**Texto da página**
Título: Montadoras buscam incentivos para crescer
Autor: Olmos, Marli e Góes, Francisco
Fonte: Valor Econômico, 05/03/2007, Empresas, p. B8

Com projetos de expansão industrial, as montadoras vêm mapeando o território brasileiro, em busca de atrativos fiscais. Mas, ao contrário do que aconteceu no passado, os governos estão menos sensíveis ao assédio do setor. Fábricas de carros continuam sendo objeto de desejo de qualquer Estado ou município. Mas os exageros que financiaram essa indústria, às custas de recursos de orçamentos públicos, mais debilitados hoje, parecem fora de cogitação.

Dentro de dois meses a Toyota deverá escolher o local da sua segunda fábrica de carros no país, um anúncio que vem sendo aguardado há meses. Além desse projeto, outras companhia do setor precisam expandir. A Ford está com a capacidade em Camaçari, na Bahia, esgotada e a General Motors busca meios para ampliar a produção da unidade de Gravataí (RS).

**O que fazer**
Transcreva, sem alterações, o trecho da notícia acima sobre as montadoras e os incentivos fiscais, começando em "Título: Montadoras buscam" e seguindo até "fora de cogitação.".

**Registros de anotação de coordenadas**
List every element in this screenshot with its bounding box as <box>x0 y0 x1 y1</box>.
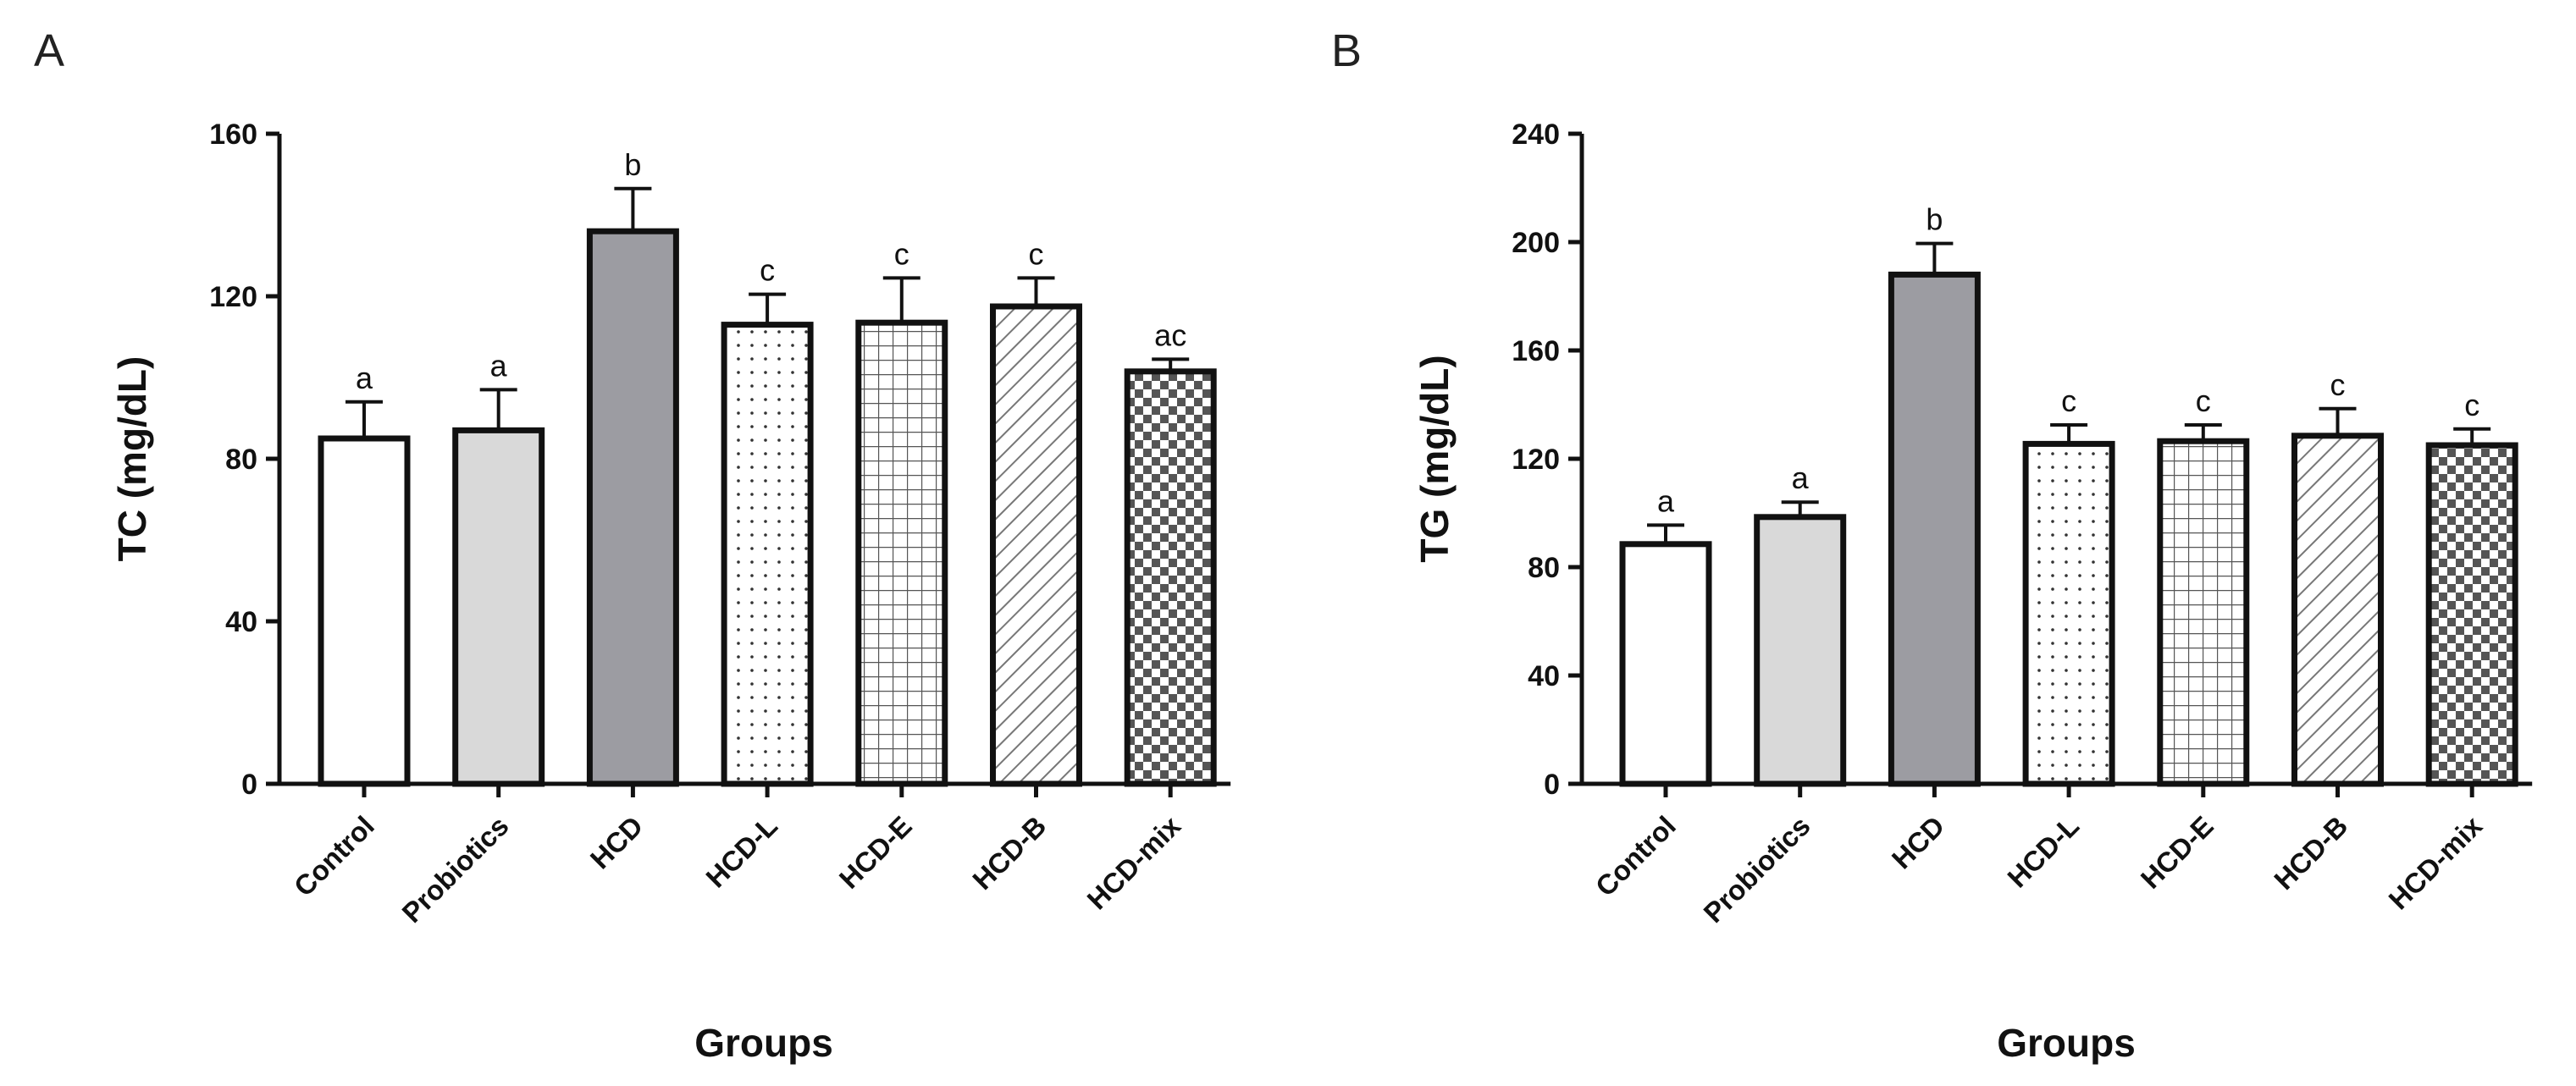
category-label-b-4: HCD-E <box>2135 810 2219 895</box>
y-tick-label-a-4: 160 <box>209 119 257 151</box>
category-label-a-6: HCD-mix <box>1081 809 1186 915</box>
bar-b-hcd-l <box>2022 440 2115 787</box>
category-label-b-0: Control <box>1589 810 1682 902</box>
x-axis-title-b: Groups <box>1997 1021 2136 1065</box>
panel-letter-b: B <box>1331 25 1362 76</box>
panel-a: A TC (mg/dL) Groups 0 40 80 120 160 a Control… <box>34 25 1231 1065</box>
category-label-b-3: HCD-L <box>2001 810 2085 894</box>
bars-a: a Control a Probiotics b HCD c HCD-L c HCD-E c HCD-… <box>288 147 1217 929</box>
y-axis-title-a: TC (mg/dL) <box>110 356 154 562</box>
significance-label-b-4: c <box>2196 383 2211 418</box>
significance-label-b-6: c <box>2464 388 2479 422</box>
y-tick-label-b-2: 80 <box>1528 552 1560 584</box>
y-tick-label-b-3: 120 <box>1512 444 1560 476</box>
category-label-a-1: Probiotics <box>395 810 514 929</box>
significance-label-b-0: a <box>1657 483 1675 518</box>
bar-a-hcd-e <box>855 319 948 787</box>
y-ticks-b: 0 40 80 120 160 200 240 <box>1512 119 1582 801</box>
bar-b-control <box>1619 541 1712 787</box>
category-label-a-3: HCD-L <box>699 810 783 894</box>
category-label-b-1: Probiotics <box>1697 810 1816 929</box>
significance-label-a-0: a <box>356 361 373 395</box>
y-tick-label-a-2: 80 <box>225 444 257 476</box>
y-tick-label-b-6: 240 <box>1512 119 1560 151</box>
x-axis-title-a: Groups <box>694 1021 833 1065</box>
category-label-b-5: HCD-B <box>2268 810 2353 896</box>
y-tick-label-a-1: 40 <box>225 606 257 638</box>
y-ticks-a: 0 40 80 120 160 <box>209 119 279 801</box>
significance-label-a-5: c <box>1029 236 1044 271</box>
bar-b-hcd-e <box>2157 438 2250 787</box>
category-label-a-4: HCD-E <box>833 810 918 895</box>
bar-b-hcd-b <box>2291 433 2384 787</box>
bar-b-hcd <box>1888 271 1981 787</box>
significance-label-a-3: c <box>760 253 775 288</box>
bar-b-hcd-mix <box>2425 442 2518 787</box>
category-label-a-2: HCD <box>584 810 650 875</box>
y-tick-label-b-5: 200 <box>1512 227 1560 259</box>
bar-b-probiotics <box>1754 514 1847 787</box>
panel-b: B TG (mg/dL) Groups 0 40 80 120 160 200 240 a C… <box>1331 25 2533 1065</box>
bar-a-probiotics <box>452 427 545 787</box>
axes-b <box>1579 134 2533 786</box>
bar-a-hcd-mix <box>1124 368 1217 787</box>
axes-a <box>277 134 1231 786</box>
significance-label-b-2: b <box>1926 202 1943 237</box>
bars-b: a Control a Probiotics b HCD c HCD-L c HCD-E c HCD-… <box>1589 202 2518 929</box>
significance-label-b-1: a <box>1792 460 1810 495</box>
bar-a-hcd-l <box>721 322 814 787</box>
significance-label-b-5: c <box>2330 367 2346 402</box>
y-tick-label-a-0: 0 <box>241 769 257 801</box>
significance-label-a-1: a <box>490 348 508 383</box>
significance-label-a-4: c <box>894 236 909 271</box>
significance-label-a-6: ac <box>1154 317 1186 352</box>
panel-letter-a: A <box>34 25 64 76</box>
category-label-b-6: HCD-mix <box>2382 809 2488 915</box>
bar-a-hcd <box>586 228 679 787</box>
y-tick-label-b-4: 160 <box>1512 335 1560 367</box>
bar-a-control <box>318 435 411 787</box>
category-label-a-0: Control <box>288 810 380 902</box>
y-tick-label-b-1: 40 <box>1528 660 1560 692</box>
y-axis-title-b: TG (mg/dL) <box>1412 355 1457 562</box>
bar-a-hcd-b <box>990 303 1082 787</box>
category-label-a-5: HCD-B <box>966 810 1052 896</box>
significance-label-a-2: b <box>624 147 641 182</box>
y-tick-label-a-3: 120 <box>209 281 257 313</box>
y-tick-label-b-0: 0 <box>1544 769 1560 801</box>
significance-label-b-3: c <box>2061 383 2076 418</box>
category-label-b-2: HCD <box>1886 810 1951 875</box>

**Resposta do exercício**
Título: Montadoras buscam incentivos para crescer
Autor: Olmos, Marli e Góes, Francisco
Fonte: Valor Econômico, 05/03/2007, Empresas, p. B8

Com projetos de expansão industrial, as montadoras vêm mapeando o território brasileiro, em busca de atrativos fiscais. Mas, ao contrário do que aconteceu no passado, os governos estão menos sensíveis ao assédio do setor. Fábricas de carros continuam sendo objeto de desejo de qualquer Estado ou município. Mas os exageros que financiaram essa indústria, às custas de recursos de orçamentos públicos, mais debilitados hoje, parecem fora de cogitação.